» **Problem details**: With "afnemende" as the search word, show every line of the material that has it.
[Data in this exercise — start]
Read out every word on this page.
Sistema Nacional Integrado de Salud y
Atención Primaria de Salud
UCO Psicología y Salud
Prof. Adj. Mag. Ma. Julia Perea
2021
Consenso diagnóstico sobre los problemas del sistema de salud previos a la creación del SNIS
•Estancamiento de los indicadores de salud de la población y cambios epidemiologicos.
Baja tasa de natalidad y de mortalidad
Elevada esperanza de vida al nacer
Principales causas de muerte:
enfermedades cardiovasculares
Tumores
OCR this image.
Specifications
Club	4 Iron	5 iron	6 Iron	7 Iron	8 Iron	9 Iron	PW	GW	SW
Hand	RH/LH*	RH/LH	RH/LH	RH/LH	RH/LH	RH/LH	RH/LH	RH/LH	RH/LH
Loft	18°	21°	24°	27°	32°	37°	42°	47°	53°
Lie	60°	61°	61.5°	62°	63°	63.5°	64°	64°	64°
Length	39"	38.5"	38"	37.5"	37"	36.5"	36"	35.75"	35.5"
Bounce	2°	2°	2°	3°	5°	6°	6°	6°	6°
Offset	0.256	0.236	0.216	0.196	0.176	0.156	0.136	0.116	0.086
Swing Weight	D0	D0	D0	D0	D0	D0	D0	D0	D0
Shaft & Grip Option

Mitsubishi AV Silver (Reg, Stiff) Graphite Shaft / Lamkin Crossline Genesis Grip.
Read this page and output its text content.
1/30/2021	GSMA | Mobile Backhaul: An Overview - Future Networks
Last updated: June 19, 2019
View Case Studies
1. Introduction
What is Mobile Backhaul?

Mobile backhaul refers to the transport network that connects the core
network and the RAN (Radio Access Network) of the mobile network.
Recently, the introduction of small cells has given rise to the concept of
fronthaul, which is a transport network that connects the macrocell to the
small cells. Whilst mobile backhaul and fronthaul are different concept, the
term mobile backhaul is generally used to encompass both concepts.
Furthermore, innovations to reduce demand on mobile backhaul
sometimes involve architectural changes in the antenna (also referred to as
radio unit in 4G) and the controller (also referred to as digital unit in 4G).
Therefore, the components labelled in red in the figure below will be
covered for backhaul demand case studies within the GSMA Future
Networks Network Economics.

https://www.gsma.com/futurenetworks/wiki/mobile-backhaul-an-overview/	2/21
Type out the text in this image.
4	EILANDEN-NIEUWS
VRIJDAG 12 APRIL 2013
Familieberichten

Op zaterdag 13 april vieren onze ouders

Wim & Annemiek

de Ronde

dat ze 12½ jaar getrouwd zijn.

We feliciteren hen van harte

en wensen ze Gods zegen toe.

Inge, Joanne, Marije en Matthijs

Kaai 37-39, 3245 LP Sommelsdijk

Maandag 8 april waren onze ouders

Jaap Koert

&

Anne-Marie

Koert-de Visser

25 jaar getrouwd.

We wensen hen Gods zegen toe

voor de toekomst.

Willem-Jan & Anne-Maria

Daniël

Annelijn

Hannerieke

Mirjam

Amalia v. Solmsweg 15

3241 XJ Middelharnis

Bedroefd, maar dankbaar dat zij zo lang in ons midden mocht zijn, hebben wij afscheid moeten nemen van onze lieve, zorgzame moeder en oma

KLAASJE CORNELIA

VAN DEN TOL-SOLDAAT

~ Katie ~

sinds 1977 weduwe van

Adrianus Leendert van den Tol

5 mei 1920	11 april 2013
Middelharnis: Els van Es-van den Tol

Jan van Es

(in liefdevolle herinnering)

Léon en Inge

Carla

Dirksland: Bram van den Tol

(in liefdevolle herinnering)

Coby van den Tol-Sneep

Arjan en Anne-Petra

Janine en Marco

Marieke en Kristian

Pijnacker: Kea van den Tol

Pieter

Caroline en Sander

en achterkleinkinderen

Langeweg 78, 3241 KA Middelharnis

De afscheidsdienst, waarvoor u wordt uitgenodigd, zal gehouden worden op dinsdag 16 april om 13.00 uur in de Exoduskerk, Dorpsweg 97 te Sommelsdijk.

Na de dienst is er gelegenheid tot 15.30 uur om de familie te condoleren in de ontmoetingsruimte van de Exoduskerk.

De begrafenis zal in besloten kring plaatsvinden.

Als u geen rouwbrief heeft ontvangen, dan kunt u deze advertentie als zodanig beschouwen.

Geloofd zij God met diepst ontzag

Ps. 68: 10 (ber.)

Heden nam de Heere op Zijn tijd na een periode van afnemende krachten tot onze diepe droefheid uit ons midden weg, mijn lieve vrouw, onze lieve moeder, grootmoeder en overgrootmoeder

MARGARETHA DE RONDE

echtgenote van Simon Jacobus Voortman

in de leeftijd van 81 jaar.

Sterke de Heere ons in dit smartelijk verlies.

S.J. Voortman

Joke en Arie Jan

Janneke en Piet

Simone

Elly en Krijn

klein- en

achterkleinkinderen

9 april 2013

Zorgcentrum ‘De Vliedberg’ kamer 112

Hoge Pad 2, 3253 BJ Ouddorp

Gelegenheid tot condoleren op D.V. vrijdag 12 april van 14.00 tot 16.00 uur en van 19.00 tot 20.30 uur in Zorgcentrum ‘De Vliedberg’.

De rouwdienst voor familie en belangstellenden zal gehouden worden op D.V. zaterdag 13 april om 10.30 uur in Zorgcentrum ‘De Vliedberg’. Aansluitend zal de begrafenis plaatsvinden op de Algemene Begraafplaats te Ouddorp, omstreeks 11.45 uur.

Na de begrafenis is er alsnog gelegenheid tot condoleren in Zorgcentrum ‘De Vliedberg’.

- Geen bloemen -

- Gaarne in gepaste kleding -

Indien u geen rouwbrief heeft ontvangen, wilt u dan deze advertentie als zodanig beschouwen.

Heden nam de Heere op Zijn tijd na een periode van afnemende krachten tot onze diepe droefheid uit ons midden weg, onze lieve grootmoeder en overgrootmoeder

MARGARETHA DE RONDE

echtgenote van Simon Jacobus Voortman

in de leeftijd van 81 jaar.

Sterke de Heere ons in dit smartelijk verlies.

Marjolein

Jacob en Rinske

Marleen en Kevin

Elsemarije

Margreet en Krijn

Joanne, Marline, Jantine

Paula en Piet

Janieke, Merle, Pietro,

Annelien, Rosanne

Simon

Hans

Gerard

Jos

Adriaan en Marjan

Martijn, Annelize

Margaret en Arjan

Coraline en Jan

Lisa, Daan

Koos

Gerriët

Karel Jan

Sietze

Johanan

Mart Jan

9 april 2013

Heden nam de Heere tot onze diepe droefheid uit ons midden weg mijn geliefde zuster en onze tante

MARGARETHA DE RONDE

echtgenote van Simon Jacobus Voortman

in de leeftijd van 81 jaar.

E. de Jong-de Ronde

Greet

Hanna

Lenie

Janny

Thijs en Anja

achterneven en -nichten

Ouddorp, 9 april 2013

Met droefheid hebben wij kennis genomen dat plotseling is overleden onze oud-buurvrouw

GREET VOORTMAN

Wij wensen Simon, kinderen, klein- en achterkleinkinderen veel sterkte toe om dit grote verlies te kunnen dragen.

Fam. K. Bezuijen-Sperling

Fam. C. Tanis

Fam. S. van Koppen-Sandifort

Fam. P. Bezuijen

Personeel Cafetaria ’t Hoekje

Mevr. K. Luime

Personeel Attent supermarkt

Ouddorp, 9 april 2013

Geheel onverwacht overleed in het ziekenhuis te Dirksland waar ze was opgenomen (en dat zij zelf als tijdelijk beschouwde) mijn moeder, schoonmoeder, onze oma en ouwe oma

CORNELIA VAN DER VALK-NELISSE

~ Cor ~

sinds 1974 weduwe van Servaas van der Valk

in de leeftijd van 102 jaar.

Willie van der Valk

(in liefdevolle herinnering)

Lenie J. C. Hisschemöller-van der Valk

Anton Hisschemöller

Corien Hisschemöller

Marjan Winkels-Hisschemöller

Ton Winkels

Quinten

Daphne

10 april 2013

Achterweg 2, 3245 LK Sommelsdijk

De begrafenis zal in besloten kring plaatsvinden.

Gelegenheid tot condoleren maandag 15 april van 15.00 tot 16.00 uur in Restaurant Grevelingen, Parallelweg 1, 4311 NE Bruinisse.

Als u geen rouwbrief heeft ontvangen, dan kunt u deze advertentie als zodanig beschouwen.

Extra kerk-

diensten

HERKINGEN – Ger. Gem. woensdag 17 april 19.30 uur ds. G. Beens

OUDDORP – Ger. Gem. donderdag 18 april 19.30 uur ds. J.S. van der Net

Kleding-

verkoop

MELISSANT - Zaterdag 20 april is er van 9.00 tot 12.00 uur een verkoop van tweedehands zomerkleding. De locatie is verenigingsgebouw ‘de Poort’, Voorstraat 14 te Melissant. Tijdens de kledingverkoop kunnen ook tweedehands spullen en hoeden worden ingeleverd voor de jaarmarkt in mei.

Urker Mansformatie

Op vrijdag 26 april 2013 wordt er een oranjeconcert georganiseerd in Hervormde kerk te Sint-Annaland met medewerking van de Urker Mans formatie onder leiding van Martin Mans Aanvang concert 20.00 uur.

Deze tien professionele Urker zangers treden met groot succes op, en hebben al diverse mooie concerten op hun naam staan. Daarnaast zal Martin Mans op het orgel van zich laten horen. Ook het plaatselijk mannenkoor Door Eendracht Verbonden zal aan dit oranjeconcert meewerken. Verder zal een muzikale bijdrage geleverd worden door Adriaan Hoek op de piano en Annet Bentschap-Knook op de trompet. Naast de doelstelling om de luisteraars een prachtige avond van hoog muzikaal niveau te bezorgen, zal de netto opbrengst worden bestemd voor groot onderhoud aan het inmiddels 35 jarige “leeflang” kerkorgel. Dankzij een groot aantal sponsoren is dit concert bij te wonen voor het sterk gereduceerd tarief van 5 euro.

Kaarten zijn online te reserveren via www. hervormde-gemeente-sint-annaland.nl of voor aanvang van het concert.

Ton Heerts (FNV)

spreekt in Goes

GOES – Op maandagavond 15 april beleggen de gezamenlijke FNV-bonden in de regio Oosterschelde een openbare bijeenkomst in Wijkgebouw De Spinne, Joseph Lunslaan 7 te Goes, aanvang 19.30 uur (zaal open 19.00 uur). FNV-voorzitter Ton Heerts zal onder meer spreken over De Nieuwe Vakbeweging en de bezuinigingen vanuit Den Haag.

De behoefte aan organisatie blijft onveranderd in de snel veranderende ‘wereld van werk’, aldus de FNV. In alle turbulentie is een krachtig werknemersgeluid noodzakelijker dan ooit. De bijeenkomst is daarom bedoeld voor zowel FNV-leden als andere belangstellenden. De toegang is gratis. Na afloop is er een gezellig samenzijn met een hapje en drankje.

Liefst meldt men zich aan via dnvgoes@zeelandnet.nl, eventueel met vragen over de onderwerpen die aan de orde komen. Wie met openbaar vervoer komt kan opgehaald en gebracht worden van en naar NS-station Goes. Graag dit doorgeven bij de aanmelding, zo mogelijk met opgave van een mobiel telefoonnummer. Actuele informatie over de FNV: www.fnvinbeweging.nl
[Data in this exercise — finish]
» **Result**:
Heden nam de Heere op Zijn tijd na een periode van afnemende krachten tot onze diepe droefheid uit ons midden weg, mijn lieve vrouw, onze lieve moeder, grootmoeder en overgrootmoeder
Heden nam de Heere op Zijn tijd na een periode van afnemende krachten tot onze diepe droefheid uit ons midden weg, onze lieve grootmoeder en overgrootmoeder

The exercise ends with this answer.